▶ **WHAT TO DO**: Extract each line bearing the word "color".

——

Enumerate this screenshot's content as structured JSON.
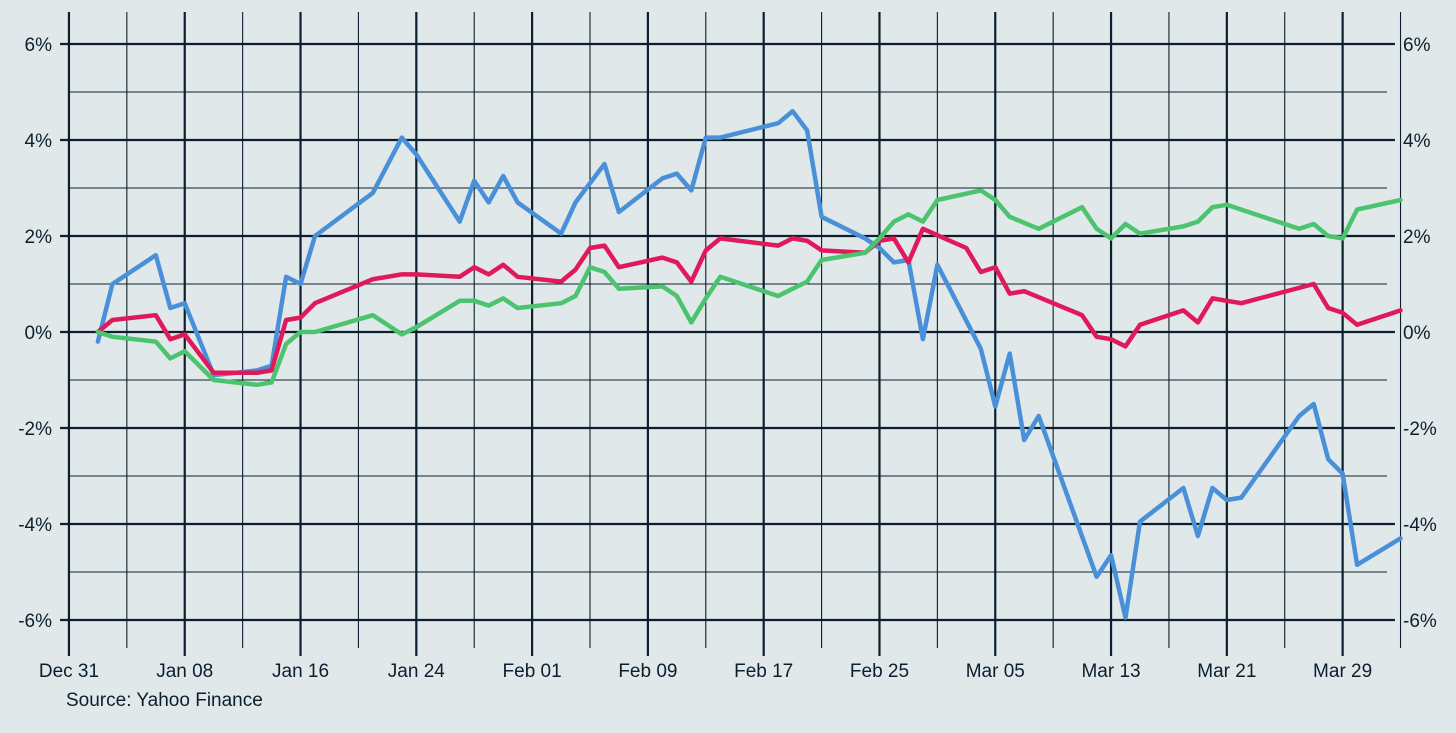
{
  "chart_data": {
    "type": "line",
    "source": "Source: Yahoo Finance",
    "y_ticks": [
      "6%",
      "4%",
      "2%",
      "0%",
      "-2%",
      "-4%",
      "-6%"
    ],
    "y_tick_values": [
      6,
      4,
      2,
      0,
      -2,
      -4,
      -6
    ],
    "x_ticks": [
      "Dec 31",
      "Jan 08",
      "Jan 16",
      "Jan 24",
      "Feb 01",
      "Feb 09",
      "Feb 17",
      "Feb 25",
      "Mar 05",
      "Mar 13",
      "Mar 21",
      "Mar 29"
    ],
    "x_tick_dates": [
      "2024-12-31",
      "2025-01-08",
      "2025-01-16",
      "2025-01-24",
      "2025-02-01",
      "2025-02-09",
      "2025-02-17",
      "2025-02-25",
      "2025-03-05",
      "2025-03-13",
      "2025-03-21",
      "2025-03-29"
    ],
    "x_range": [
      "2024-12-29",
      "2025-04-03"
    ],
    "ylim": [
      -6.8,
      6.6
    ],
    "grid": true,
    "series": [
      {
        "color": "#4a90d9",
        "points": [
          [
            "2025-01-02",
            -0.2
          ],
          [
            "2025-01-03",
            1.0
          ],
          [
            "2025-01-06",
            1.6
          ],
          [
            "2025-01-07",
            0.5
          ],
          [
            "2025-01-08",
            0.6
          ],
          [
            "2025-01-10",
            -0.9
          ],
          [
            "2025-01-13",
            -0.8
          ],
          [
            "2025-01-14",
            -0.7
          ],
          [
            "2025-01-15",
            1.15
          ],
          [
            "2025-01-16",
            1.0
          ],
          [
            "2025-01-17",
            2.0
          ],
          [
            "2025-01-21",
            2.9
          ],
          [
            "2025-01-23",
            4.05
          ],
          [
            "2025-01-24",
            3.7
          ],
          [
            "2025-01-27",
            2.3
          ],
          [
            "2025-01-28",
            3.15
          ],
          [
            "2025-01-29",
            2.7
          ],
          [
            "2025-01-30",
            3.25
          ],
          [
            "2025-01-31",
            2.7
          ],
          [
            "2025-02-03",
            2.05
          ],
          [
            "2025-02-04",
            2.7
          ],
          [
            "2025-02-05",
            3.1
          ],
          [
            "2025-02-06",
            3.5
          ],
          [
            "2025-02-07",
            2.5
          ],
          [
            "2025-02-10",
            3.2
          ],
          [
            "2025-02-11",
            3.3
          ],
          [
            "2025-02-12",
            2.95
          ],
          [
            "2025-02-13",
            4.05
          ],
          [
            "2025-02-14",
            4.05
          ],
          [
            "2025-02-18",
            4.35
          ],
          [
            "2025-02-19",
            4.6
          ],
          [
            "2025-02-20",
            4.2
          ],
          [
            "2025-02-21",
            2.4
          ],
          [
            "2025-02-24",
            1.95
          ],
          [
            "2025-02-25",
            1.75
          ],
          [
            "2025-02-26",
            1.45
          ],
          [
            "2025-02-27",
            1.5
          ],
          [
            "2025-02-28",
            -0.15
          ],
          [
            "2025-03-01",
            1.4
          ],
          [
            "2025-03-04",
            -0.35
          ],
          [
            "2025-03-05",
            -1.55
          ],
          [
            "2025-03-06",
            -0.45
          ],
          [
            "2025-03-07",
            -2.25
          ],
          [
            "2025-03-08",
            -1.75
          ],
          [
            "2025-03-12",
            -5.1
          ],
          [
            "2025-03-13",
            -4.65
          ],
          [
            "2025-03-14",
            -5.95
          ],
          [
            "2025-03-15",
            -3.95
          ],
          [
            "2025-03-18",
            -3.25
          ],
          [
            "2025-03-19",
            -4.25
          ],
          [
            "2025-03-20",
            -3.25
          ],
          [
            "2025-03-21",
            -3.5
          ],
          [
            "2025-03-22",
            -3.45
          ],
          [
            "2025-03-26",
            -1.75
          ],
          [
            "2025-03-27",
            -1.5
          ],
          [
            "2025-03-28",
            -2.65
          ],
          [
            "2025-03-29",
            -2.95
          ],
          [
            "2025-03-30",
            -4.85
          ],
          [
            "2025-04-02",
            -4.3
          ]
        ]
      },
      {
        "color": "#e0195a",
        "points": [
          [
            "2025-01-02",
            0.0
          ],
          [
            "2025-01-03",
            0.25
          ],
          [
            "2025-01-06",
            0.35
          ],
          [
            "2025-01-07",
            -0.15
          ],
          [
            "2025-01-08",
            -0.05
          ],
          [
            "2025-01-10",
            -0.85
          ],
          [
            "2025-01-13",
            -0.85
          ],
          [
            "2025-01-14",
            -0.8
          ],
          [
            "2025-01-15",
            0.25
          ],
          [
            "2025-01-16",
            0.3
          ],
          [
            "2025-01-17",
            0.6
          ],
          [
            "2025-01-21",
            1.1
          ],
          [
            "2025-01-23",
            1.2
          ],
          [
            "2025-01-24",
            1.2
          ],
          [
            "2025-01-27",
            1.15
          ],
          [
            "2025-01-28",
            1.35
          ],
          [
            "2025-01-29",
            1.2
          ],
          [
            "2025-01-30",
            1.4
          ],
          [
            "2025-01-31",
            1.15
          ],
          [
            "2025-02-03",
            1.05
          ],
          [
            "2025-02-04",
            1.3
          ],
          [
            "2025-02-05",
            1.75
          ],
          [
            "2025-02-06",
            1.8
          ],
          [
            "2025-02-07",
            1.35
          ],
          [
            "2025-02-10",
            1.55
          ],
          [
            "2025-02-11",
            1.45
          ],
          [
            "2025-02-12",
            1.05
          ],
          [
            "2025-02-13",
            1.7
          ],
          [
            "2025-02-14",
            1.95
          ],
          [
            "2025-02-18",
            1.8
          ],
          [
            "2025-02-19",
            1.95
          ],
          [
            "2025-02-20",
            1.9
          ],
          [
            "2025-02-21",
            1.7
          ],
          [
            "2025-02-24",
            1.65
          ],
          [
            "2025-02-25",
            1.9
          ],
          [
            "2025-02-26",
            1.95
          ],
          [
            "2025-02-27",
            1.45
          ],
          [
            "2025-02-28",
            2.15
          ],
          [
            "2025-03-03",
            1.75
          ],
          [
            "2025-03-04",
            1.25
          ],
          [
            "2025-03-05",
            1.35
          ],
          [
            "2025-03-06",
            0.8
          ],
          [
            "2025-03-07",
            0.85
          ],
          [
            "2025-03-11",
            0.35
          ],
          [
            "2025-03-12",
            -0.1
          ],
          [
            "2025-03-13",
            -0.15
          ],
          [
            "2025-03-14",
            -0.3
          ],
          [
            "2025-03-15",
            0.15
          ],
          [
            "2025-03-18",
            0.45
          ],
          [
            "2025-03-19",
            0.2
          ],
          [
            "2025-03-20",
            0.7
          ],
          [
            "2025-03-21",
            0.65
          ],
          [
            "2025-03-22",
            0.6
          ],
          [
            "2025-03-27",
            1.0
          ],
          [
            "2025-03-28",
            0.5
          ],
          [
            "2025-03-29",
            0.4
          ],
          [
            "2025-03-30",
            0.15
          ],
          [
            "2025-04-02",
            0.45
          ]
        ]
      },
      {
        "color": "#4cc36e",
        "points": [
          [
            "2025-01-02",
            0.0
          ],
          [
            "2025-01-03",
            -0.1
          ],
          [
            "2025-01-06",
            -0.2
          ],
          [
            "2025-01-07",
            -0.55
          ],
          [
            "2025-01-08",
            -0.4
          ],
          [
            "2025-01-10",
            -1.0
          ],
          [
            "2025-01-13",
            -1.1
          ],
          [
            "2025-01-14",
            -1.05
          ],
          [
            "2025-01-15",
            -0.25
          ],
          [
            "2025-01-16",
            0.0
          ],
          [
            "2025-01-17",
            0.0
          ],
          [
            "2025-01-21",
            0.35
          ],
          [
            "2025-01-23",
            -0.05
          ],
          [
            "2025-01-24",
            0.1
          ],
          [
            "2025-01-27",
            0.65
          ],
          [
            "2025-01-28",
            0.65
          ],
          [
            "2025-01-29",
            0.55
          ],
          [
            "2025-01-30",
            0.7
          ],
          [
            "2025-01-31",
            0.5
          ],
          [
            "2025-02-03",
            0.6
          ],
          [
            "2025-02-04",
            0.75
          ],
          [
            "2025-02-05",
            1.35
          ],
          [
            "2025-02-06",
            1.25
          ],
          [
            "2025-02-07",
            0.9
          ],
          [
            "2025-02-10",
            0.95
          ],
          [
            "2025-02-11",
            0.75
          ],
          [
            "2025-02-12",
            0.2
          ],
          [
            "2025-02-13",
            0.7
          ],
          [
            "2025-02-14",
            1.15
          ],
          [
            "2025-02-18",
            0.75
          ],
          [
            "2025-02-19",
            0.9
          ],
          [
            "2025-02-20",
            1.05
          ],
          [
            "2025-02-21",
            1.5
          ],
          [
            "2025-02-24",
            1.65
          ],
          [
            "2025-02-25",
            1.95
          ],
          [
            "2025-02-26",
            2.3
          ],
          [
            "2025-02-27",
            2.45
          ],
          [
            "2025-02-28",
            2.3
          ],
          [
            "2025-03-01",
            2.75
          ],
          [
            "2025-03-04",
            2.95
          ],
          [
            "2025-03-05",
            2.75
          ],
          [
            "2025-03-06",
            2.4
          ],
          [
            "2025-03-08",
            2.15
          ],
          [
            "2025-03-11",
            2.6
          ],
          [
            "2025-03-12",
            2.15
          ],
          [
            "2025-03-13",
            1.95
          ],
          [
            "2025-03-14",
            2.25
          ],
          [
            "2025-03-15",
            2.05
          ],
          [
            "2025-03-18",
            2.2
          ],
          [
            "2025-03-19",
            2.3
          ],
          [
            "2025-03-20",
            2.6
          ],
          [
            "2025-03-21",
            2.65
          ],
          [
            "2025-03-22",
            2.55
          ],
          [
            "2025-03-26",
            2.15
          ],
          [
            "2025-03-27",
            2.25
          ],
          [
            "2025-03-28",
            2.0
          ],
          [
            "2025-03-29",
            1.95
          ],
          [
            "2025-03-30",
            2.55
          ],
          [
            "2025-04-02",
            2.75
          ]
        ]
      }
    ]
  }
}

——

▶ **RESULT FOR THIS EXERCISE**:
        "color": "#4a90d9",
        "color": "#e0195a",
        "color": "#4cc36e",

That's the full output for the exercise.